#### [Exercise goal]
Print the line containing "Convert this document image to plain text." and each line after it through the end, please, with nothing added.

## Start Supplied records

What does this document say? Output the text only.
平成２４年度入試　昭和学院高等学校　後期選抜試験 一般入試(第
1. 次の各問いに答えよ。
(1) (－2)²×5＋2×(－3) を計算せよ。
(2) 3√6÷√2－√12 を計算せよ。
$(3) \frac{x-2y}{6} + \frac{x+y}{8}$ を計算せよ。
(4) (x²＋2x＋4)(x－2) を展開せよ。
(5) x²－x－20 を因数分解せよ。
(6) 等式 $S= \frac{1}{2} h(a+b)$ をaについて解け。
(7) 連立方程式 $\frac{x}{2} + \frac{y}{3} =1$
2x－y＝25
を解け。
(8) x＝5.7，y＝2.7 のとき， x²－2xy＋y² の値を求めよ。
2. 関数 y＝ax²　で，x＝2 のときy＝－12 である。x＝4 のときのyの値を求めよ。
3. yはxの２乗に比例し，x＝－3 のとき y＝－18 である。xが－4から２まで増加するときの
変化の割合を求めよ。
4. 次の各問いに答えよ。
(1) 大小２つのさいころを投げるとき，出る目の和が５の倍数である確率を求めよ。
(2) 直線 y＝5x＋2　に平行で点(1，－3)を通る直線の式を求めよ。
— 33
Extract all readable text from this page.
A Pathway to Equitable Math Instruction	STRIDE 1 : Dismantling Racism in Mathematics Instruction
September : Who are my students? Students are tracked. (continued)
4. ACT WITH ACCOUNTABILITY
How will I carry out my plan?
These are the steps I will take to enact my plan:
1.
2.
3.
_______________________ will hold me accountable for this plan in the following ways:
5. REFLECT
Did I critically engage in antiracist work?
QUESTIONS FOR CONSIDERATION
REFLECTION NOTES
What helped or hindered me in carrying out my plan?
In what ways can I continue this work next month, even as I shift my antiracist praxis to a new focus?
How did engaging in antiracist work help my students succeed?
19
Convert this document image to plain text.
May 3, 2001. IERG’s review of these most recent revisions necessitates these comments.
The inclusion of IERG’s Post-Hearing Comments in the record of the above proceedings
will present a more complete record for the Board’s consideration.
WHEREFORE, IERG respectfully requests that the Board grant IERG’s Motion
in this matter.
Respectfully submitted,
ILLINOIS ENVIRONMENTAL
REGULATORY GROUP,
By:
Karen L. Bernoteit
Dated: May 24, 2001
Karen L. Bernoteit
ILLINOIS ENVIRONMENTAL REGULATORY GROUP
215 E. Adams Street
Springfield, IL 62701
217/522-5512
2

## End Supplied records

#### [Written reply]
Convert this document image to plain text.
May 3, 2001. IERG’s review of these most recent revisions necessitates these comments.
The inclusion of IERG’s Post-Hearing Comments in the record of the above proceedings
will present a more complete record for the Board’s consideration.
WHEREFORE, IERG respectfully requests that the Board grant IERG’s Motion
in this matter.
Respectfully submitted,
ILLINOIS ENVIRONMENTAL
REGULATORY GROUP,
By:
Karen L. Bernoteit
Dated: May 24, 2001
Karen L. Bernoteit
ILLINOIS ENVIRONMENTAL REGULATORY GROUP
215 E. Adams Street
Springfield, IL 62701
217/522-5512
2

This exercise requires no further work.